DIRECTIONS
Nothing in the entries may differ when you return them.

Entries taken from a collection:
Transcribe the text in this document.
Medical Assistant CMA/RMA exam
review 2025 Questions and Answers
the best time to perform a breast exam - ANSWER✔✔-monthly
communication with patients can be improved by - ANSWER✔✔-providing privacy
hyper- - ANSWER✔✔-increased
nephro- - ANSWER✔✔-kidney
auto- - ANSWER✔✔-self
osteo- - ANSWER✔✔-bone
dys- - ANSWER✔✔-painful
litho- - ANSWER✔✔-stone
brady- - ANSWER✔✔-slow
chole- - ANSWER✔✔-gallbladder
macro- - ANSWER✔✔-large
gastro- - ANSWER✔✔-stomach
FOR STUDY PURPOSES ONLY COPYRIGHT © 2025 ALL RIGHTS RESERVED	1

RESPONSE TO THIS TASK
Transcribe the text in this document.
Medical Assistant CMA/RMA exam
review 2025 Questions and Answers
the best time to perform a breast exam - ANSWER✔✔-monthly
communication with patients can be improved by - ANSWER✔✔-providing privacy
hyper- - ANSWER✔✔-increased
nephro- - ANSWER✔✔-kidney
auto- - ANSWER✔✔-self
osteo- - ANSWER✔✔-bone
dys- - ANSWER✔✔-painful
litho- - ANSWER✔✔-stone
brady- - ANSWER✔✔-slow
chole- - ANSWER✔✔-gallbladder
macro- - ANSWER✔✔-large
gastro- - ANSWER✔✔-stomach
FOR STUDY PURPOSES ONLY COPYRIGHT © 2025 ALL RIGHTS RESERVED	1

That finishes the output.